■ What you will do ■
What is the number of lines containing the string "title"? Answer with the number only.

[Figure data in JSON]
----

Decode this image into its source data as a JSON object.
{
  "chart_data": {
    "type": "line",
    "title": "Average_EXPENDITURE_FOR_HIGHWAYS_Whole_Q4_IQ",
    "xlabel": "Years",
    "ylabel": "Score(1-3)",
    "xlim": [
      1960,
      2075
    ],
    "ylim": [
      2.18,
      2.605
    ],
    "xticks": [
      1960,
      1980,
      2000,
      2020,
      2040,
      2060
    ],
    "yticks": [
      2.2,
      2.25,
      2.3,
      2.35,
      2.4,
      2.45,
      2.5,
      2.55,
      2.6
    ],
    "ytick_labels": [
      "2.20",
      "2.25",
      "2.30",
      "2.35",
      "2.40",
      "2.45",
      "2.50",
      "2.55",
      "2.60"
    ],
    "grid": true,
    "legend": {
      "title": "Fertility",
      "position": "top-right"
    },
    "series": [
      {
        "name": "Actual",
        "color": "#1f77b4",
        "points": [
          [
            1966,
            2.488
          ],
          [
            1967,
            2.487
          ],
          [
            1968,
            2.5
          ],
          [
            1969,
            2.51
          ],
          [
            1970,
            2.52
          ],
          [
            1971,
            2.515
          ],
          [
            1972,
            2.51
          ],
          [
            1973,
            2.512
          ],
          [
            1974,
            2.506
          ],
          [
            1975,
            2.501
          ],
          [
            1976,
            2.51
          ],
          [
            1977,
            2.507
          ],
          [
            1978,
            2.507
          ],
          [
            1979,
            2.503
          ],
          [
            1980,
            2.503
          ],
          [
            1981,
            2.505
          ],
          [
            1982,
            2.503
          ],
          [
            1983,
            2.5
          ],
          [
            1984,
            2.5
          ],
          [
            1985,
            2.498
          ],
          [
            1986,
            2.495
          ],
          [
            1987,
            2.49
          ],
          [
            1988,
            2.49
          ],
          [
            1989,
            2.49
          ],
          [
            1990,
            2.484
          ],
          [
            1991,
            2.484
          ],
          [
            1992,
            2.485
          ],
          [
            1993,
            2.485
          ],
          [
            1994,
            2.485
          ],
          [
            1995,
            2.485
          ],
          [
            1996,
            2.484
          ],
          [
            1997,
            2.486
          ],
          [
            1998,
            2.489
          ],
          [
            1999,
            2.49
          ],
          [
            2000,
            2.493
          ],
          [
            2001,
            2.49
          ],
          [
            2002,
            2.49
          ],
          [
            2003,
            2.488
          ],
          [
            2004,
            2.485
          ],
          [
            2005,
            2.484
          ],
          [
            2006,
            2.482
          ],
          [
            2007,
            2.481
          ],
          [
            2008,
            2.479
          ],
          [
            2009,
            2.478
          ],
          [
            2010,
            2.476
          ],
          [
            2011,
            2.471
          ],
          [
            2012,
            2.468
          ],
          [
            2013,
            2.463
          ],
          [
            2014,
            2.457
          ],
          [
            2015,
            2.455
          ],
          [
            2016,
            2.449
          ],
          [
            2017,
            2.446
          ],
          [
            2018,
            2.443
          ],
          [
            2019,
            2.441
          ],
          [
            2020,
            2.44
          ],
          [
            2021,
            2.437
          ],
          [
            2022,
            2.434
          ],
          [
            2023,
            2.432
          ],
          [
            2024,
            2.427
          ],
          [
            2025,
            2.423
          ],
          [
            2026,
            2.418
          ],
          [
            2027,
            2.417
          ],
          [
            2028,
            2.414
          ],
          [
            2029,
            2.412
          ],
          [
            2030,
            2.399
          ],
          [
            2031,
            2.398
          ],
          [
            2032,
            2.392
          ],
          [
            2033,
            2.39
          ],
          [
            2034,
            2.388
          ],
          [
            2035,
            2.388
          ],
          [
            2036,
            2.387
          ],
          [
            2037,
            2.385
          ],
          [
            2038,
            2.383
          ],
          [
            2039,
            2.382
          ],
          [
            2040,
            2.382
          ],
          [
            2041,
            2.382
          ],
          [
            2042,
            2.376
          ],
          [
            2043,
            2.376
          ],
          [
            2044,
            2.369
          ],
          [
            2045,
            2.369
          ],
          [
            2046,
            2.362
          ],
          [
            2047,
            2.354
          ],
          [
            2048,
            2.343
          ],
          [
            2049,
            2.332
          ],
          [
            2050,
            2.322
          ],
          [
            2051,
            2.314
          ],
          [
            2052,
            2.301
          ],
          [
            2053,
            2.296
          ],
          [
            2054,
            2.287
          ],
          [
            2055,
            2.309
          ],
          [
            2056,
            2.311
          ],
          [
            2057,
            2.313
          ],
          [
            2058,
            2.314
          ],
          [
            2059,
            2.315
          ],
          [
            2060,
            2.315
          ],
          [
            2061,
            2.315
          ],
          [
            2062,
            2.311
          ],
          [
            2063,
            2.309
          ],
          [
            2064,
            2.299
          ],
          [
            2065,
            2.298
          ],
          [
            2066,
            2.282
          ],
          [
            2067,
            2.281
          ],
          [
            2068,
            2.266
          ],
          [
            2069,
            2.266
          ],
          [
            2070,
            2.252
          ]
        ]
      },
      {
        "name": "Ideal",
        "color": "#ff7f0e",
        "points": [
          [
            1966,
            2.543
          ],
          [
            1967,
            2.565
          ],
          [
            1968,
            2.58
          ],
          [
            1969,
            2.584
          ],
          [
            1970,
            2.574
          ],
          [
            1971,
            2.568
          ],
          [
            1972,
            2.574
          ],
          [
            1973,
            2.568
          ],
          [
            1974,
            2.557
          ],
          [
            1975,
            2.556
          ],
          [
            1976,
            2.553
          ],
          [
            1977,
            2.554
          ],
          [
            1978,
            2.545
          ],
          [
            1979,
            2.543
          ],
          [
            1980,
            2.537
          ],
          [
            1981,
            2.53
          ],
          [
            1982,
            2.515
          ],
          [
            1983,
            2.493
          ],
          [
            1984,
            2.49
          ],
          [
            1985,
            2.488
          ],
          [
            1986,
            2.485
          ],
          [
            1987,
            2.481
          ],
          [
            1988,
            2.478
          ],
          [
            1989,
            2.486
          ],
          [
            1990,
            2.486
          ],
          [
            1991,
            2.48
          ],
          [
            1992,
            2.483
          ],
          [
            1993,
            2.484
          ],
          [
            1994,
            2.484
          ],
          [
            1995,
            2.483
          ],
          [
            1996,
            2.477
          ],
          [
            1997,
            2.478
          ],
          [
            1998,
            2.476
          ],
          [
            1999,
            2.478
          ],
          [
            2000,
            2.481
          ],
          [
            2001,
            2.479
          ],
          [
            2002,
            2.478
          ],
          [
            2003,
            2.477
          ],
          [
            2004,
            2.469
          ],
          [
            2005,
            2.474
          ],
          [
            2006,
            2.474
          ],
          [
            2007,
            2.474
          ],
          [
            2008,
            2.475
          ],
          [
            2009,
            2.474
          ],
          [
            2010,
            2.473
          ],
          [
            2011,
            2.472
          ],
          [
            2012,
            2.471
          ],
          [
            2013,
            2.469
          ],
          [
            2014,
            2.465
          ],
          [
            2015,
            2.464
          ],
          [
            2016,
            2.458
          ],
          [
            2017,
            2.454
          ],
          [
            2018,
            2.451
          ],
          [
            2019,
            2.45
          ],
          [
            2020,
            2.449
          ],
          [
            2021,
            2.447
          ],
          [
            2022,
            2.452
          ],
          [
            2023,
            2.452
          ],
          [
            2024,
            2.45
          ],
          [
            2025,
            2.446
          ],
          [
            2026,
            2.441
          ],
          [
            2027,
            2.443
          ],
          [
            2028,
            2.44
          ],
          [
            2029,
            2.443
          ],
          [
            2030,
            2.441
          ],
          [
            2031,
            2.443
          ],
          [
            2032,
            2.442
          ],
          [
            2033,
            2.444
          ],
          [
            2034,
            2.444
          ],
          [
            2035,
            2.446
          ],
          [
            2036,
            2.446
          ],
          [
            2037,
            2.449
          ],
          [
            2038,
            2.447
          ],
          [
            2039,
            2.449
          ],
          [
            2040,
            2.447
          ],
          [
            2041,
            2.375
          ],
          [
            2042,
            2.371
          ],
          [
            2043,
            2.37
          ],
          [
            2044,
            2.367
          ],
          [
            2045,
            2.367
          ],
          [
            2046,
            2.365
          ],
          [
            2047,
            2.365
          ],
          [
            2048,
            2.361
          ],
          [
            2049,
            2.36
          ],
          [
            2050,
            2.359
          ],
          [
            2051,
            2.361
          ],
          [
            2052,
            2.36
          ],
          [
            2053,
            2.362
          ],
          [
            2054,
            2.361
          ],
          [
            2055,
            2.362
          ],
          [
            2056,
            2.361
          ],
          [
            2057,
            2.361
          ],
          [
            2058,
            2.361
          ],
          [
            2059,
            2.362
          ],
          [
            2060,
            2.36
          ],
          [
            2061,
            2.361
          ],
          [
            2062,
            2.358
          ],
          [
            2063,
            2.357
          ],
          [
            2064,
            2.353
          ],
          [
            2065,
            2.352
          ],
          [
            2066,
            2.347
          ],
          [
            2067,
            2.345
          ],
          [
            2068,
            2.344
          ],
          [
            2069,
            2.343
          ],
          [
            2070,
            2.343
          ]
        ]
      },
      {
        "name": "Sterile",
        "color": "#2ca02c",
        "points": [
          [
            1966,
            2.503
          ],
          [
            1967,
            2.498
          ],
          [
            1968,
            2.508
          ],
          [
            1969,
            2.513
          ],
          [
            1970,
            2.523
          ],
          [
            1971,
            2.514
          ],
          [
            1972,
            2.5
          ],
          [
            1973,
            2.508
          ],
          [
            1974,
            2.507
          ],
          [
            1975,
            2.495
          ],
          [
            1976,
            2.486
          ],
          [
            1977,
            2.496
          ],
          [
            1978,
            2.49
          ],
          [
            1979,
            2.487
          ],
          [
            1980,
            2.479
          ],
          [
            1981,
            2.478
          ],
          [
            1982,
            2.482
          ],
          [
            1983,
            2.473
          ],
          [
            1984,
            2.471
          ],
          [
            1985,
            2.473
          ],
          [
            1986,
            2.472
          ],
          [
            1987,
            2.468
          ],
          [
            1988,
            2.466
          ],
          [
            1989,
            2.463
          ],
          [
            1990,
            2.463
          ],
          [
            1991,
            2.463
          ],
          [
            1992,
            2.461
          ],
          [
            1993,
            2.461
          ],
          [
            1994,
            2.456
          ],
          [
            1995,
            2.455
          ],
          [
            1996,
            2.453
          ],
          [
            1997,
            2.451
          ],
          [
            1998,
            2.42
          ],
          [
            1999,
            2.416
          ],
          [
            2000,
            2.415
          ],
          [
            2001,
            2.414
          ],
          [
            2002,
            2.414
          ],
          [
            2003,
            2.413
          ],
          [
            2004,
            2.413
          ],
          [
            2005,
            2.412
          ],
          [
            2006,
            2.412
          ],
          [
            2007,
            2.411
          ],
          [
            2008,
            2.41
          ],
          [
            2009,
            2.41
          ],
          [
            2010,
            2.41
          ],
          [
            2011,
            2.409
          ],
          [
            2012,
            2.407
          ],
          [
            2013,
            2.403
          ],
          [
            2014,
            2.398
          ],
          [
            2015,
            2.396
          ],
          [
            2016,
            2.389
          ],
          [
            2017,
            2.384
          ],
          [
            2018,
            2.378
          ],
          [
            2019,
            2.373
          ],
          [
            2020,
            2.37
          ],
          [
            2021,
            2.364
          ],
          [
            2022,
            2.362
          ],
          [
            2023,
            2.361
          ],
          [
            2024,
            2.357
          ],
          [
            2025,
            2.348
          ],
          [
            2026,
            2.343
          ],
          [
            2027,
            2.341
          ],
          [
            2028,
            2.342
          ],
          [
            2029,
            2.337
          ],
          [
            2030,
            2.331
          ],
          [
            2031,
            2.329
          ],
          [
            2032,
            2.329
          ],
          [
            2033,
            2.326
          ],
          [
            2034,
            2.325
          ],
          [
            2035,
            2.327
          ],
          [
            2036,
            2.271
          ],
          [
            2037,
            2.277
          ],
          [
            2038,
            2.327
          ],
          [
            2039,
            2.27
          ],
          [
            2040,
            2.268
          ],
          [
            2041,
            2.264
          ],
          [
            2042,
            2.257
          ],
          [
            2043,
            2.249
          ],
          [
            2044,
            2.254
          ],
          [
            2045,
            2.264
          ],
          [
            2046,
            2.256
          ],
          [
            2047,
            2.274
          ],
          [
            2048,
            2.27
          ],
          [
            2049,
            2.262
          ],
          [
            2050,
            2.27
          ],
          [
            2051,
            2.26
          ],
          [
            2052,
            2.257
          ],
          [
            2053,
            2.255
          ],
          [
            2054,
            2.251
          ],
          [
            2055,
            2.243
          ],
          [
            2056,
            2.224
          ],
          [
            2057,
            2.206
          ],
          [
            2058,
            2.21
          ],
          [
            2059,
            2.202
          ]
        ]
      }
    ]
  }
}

----

■ Correct output ■
2